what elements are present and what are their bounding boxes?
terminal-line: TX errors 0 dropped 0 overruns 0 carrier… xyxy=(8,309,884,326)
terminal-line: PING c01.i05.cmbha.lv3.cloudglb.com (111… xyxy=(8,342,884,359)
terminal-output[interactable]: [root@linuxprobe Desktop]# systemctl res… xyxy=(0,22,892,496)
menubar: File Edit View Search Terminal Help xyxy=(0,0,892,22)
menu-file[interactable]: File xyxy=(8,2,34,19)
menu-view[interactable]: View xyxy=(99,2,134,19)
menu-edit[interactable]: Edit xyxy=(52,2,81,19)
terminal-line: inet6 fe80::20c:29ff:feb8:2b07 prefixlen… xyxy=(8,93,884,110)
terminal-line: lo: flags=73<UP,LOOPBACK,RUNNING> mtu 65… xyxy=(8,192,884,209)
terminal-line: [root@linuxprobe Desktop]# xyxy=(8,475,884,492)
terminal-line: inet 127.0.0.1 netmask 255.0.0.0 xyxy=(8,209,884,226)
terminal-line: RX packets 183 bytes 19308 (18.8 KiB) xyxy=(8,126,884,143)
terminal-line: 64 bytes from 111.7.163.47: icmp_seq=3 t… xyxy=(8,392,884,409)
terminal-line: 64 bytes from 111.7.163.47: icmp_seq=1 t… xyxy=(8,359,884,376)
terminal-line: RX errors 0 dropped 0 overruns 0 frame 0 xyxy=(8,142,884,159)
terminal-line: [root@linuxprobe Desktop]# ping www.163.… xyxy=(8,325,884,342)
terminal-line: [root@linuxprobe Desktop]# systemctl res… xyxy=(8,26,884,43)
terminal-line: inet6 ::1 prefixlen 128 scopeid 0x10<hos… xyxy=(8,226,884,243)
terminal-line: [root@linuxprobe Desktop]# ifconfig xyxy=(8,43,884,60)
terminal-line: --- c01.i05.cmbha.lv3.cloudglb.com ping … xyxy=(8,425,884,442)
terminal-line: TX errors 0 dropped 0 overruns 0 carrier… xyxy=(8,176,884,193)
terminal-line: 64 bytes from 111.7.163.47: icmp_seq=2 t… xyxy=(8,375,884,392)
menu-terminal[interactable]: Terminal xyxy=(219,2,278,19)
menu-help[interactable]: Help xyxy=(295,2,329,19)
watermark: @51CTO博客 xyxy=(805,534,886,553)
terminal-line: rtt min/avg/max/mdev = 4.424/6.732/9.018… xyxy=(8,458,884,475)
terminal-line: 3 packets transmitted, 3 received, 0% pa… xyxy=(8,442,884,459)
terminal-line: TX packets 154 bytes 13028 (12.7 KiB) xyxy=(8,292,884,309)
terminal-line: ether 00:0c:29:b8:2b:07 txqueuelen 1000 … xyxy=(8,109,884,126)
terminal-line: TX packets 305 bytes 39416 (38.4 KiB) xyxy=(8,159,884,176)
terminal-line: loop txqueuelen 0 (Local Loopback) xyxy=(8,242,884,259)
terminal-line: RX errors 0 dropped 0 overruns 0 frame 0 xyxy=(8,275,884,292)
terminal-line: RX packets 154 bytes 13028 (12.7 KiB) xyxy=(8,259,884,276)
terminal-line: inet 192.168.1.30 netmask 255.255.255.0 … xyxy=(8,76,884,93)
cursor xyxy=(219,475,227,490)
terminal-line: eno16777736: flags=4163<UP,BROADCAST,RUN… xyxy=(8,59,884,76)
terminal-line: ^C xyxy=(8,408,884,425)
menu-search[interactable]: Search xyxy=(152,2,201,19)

##############################

(STATED PROBLEM) Edit the material above by changing every "terminal-line" to "console-line". Leave everything else in it unchanged.

(CORRECT OUTPUT)
what elements are present and what are their bounding boxes?
console-line: TX errors 0 dropped 0 overruns 0 carrier… xyxy=(8,309,884,326)
console-line: PING c01.i05.cmbha.lv3.cloudglb.com (111… xyxy=(8,342,884,359)
terminal-output[interactable]: [root@linuxprobe Desktop]# systemctl res… xyxy=(0,22,892,496)
menubar: File Edit View Search Terminal Help xyxy=(0,0,892,22)
menu-file[interactable]: File xyxy=(8,2,34,19)
menu-view[interactable]: View xyxy=(99,2,134,19)
menu-edit[interactable]: Edit xyxy=(52,2,81,19)
console-line: inet6 fe80::20c:29ff:feb8:2b07 prefixlen… xyxy=(8,93,884,110)
console-line: lo: flags=73<UP,LOOPBACK,RUNNING> mtu 65… xyxy=(8,192,884,209)
console-line: [root@linuxprobe Desktop]# xyxy=(8,475,884,492)
console-line: inet 127.0.0.1 netmask 255.0.0.0 xyxy=(8,209,884,226)
console-line: RX packets 183 bytes 19308 (18.8 KiB) xyxy=(8,126,884,143)
console-line: 64 bytes from 111.7.163.47: icmp_seq=3 t… xyxy=(8,392,884,409)
console-line: 64 bytes from 111.7.163.47: icmp_seq=1 t… xyxy=(8,359,884,376)
console-line: RX errors 0 dropped 0 overruns 0 frame 0 xyxy=(8,142,884,159)
console-line: [root@linuxprobe Desktop]# ping www.163.… xyxy=(8,325,884,342)
console-line: [root@linuxprobe Desktop]# systemctl res… xyxy=(8,26,884,43)
console-line: inet6 ::1 prefixlen 128 scopeid 0x10<hos… xyxy=(8,226,884,243)
console-line: [root@linuxprobe Desktop]# ifconfig xyxy=(8,43,884,60)
console-line: --- c01.i05.cmbha.lv3.cloudglb.com ping … xyxy=(8,425,884,442)
console-line: TX errors 0 dropped 0 overruns 0 carrier… xyxy=(8,176,884,193)
console-line: 64 bytes from 111.7.163.47: icmp_seq=2 t… xyxy=(8,375,884,392)
menu-terminal[interactable]: Terminal xyxy=(219,2,278,19)
menu-help[interactable]: Help xyxy=(295,2,329,19)
watermark: @51CTO博客 xyxy=(805,534,886,553)
console-line: rtt min/avg/max/mdev = 4.424/6.732/9.018… xyxy=(8,458,884,475)
console-line: 3 packets transmitted, 3 received, 0% pa… xyxy=(8,442,884,459)
console-line: TX packets 154 bytes 13028 (12.7 KiB) xyxy=(8,292,884,309)
console-line: ether 00:0c:29:b8:2b:07 txqueuelen 1000 … xyxy=(8,109,884,126)
console-line: TX packets 305 bytes 39416 (38.4 KiB) xyxy=(8,159,884,176)
console-line: loop txqueuelen 0 (Local Loopback) xyxy=(8,242,884,259)
console-line: RX errors 0 dropped 0 overruns 0 frame 0 xyxy=(8,275,884,292)
console-line: RX packets 154 bytes 13028 (12.7 KiB) xyxy=(8,259,884,276)
console-line: inet 192.168.1.30 netmask 255.255.255.0 … xyxy=(8,76,884,93)
cursor xyxy=(219,475,227,490)
console-line: eno16777736: flags=4163<UP,BROADCAST,RUN… xyxy=(8,59,884,76)
console-line: ^C xyxy=(8,408,884,425)
menu-search[interactable]: Search xyxy=(152,2,201,19)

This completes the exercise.